___ Records for this exercise ___

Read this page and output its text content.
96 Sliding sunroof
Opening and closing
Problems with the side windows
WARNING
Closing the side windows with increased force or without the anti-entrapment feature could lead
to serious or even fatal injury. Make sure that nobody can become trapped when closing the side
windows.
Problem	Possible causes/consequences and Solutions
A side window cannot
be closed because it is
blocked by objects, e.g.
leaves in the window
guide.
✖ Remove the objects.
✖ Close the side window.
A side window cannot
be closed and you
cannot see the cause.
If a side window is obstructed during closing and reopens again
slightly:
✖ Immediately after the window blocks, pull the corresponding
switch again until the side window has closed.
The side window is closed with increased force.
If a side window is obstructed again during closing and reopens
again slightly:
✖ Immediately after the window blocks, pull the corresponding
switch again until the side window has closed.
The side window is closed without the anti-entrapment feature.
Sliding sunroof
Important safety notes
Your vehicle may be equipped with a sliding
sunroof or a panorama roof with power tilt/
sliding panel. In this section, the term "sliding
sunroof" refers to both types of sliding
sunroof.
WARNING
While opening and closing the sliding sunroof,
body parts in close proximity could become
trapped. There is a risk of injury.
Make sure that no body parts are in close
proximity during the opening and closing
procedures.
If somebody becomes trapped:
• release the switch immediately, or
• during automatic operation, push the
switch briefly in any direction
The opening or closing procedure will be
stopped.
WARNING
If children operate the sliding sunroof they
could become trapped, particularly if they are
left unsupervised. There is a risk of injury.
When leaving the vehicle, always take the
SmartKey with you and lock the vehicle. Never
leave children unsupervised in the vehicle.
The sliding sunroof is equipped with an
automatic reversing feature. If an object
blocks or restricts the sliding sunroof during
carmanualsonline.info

___

Repeat all of the records above exactly as written.

Read this page and output its text content.
96 Sliding sunroof
Opening and closing
Problems with the side windows
WARNING
Closing the side windows with increased force or without the anti-entrapment feature could lead
to serious or even fatal injury. Make sure that nobody can become trapped when closing the side
windows.
Problem	Possible causes/consequences and Solutions
A side window cannot
be closed because it is
blocked by objects, e.g.
leaves in the window
guide.
✖ Remove the objects.
✖ Close the side window.
A side window cannot
be closed and you
cannot see the cause.
If a side window is obstructed during closing and reopens again
slightly:
✖ Immediately after the window blocks, pull the corresponding
switch again until the side window has closed.
The side window is closed with increased force.
If a side window is obstructed again during closing and reopens
again slightly:
✖ Immediately after the window blocks, pull the corresponding
switch again until the side window has closed.
The side window is closed without the anti-entrapment feature.
Sliding sunroof
Important safety notes
Your vehicle may be equipped with a sliding
sunroof or a panorama roof with power tilt/
sliding panel. In this section, the term "sliding
sunroof" refers to both types of sliding
sunroof.
WARNING
While opening and closing the sliding sunroof,
body parts in close proximity could become
trapped. There is a risk of injury.
Make sure that no body parts are in close
proximity during the opening and closing
procedures.
If somebody becomes trapped:
• release the switch immediately, or
• during automatic operation, push the
switch briefly in any direction
The opening or closing procedure will be
stopped.
WARNING
If children operate the sliding sunroof they
could become trapped, particularly if they are
left unsupervised. There is a risk of injury.
When leaving the vehicle, always take the
SmartKey with you and lock the vehicle. Never
leave children unsupervised in the vehicle.
The sliding sunroof is equipped with an
automatic reversing feature. If an object
blocks or restricts the sliding sunroof during
carmanualsonline.info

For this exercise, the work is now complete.